DATASET ROWS
════
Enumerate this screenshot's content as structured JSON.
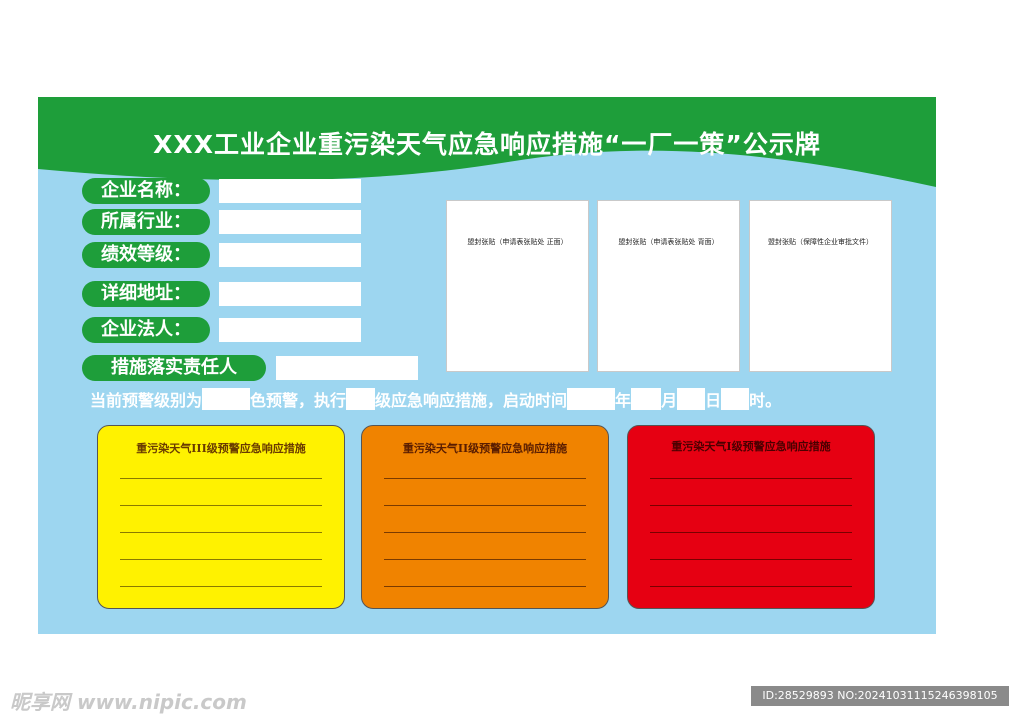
{
  "board": {
    "title": "XXX工业企业重污染天气应急响应措施“一厂一策”公示牌",
    "colors": {
      "green": "#1e9e3a",
      "sky": "#9dd6f0",
      "yellow": "#fff200",
      "orange": "#f08300",
      "red": "#e60012"
    }
  },
  "fields": [
    {
      "label": "企业名称："
    },
    {
      "label": "所属行业："
    },
    {
      "label": "绩效等级："
    },
    {
      "label": "详细地址："
    },
    {
      "label": "企业法人："
    },
    {
      "label": "措施落实责任人"
    }
  ],
  "notices": [
    {
      "label": "盟封张贴（申请表张贴处 正面）"
    },
    {
      "label": "盟封张贴（申请表张贴处 背面）"
    },
    {
      "label": "盟封张贴（保障性企业审批文件）"
    }
  ],
  "status": {
    "t1": "当前预警级别为",
    "t2": "色预警，执行",
    "t3": "级应急响应措施，启动时间",
    "t4": "年",
    "t5": "月",
    "t6": "日",
    "t7": "时。"
  },
  "panels": [
    {
      "title": "重污染天气III级预警应急响应措施",
      "color": "#fff200",
      "text_color": "#6a3b00"
    },
    {
      "title": "重污染天气II级预警应急响应措施",
      "color": "#f08300",
      "text_color": "#5a1d00"
    },
    {
      "title": "重污染天气I级预警应急响应措施",
      "color": "#e60012",
      "text_color": "#4a0000"
    }
  ],
  "footer": {
    "watermark": "昵享网 www.nipic.com",
    "id_text": "ID:28529893 NO:20241031115246398105"
  }
}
════
WHAT YOU WILL DO
Track down the lines that include the word "盟封张贴" and copy them.

TASK OUTPUT
      "label": "盟封张贴（申请表张贴处 正面）"
      "label": "盟封张贴（申请表张贴处 背面）"
      "label": "盟封张贴（保障性企业审批文件）"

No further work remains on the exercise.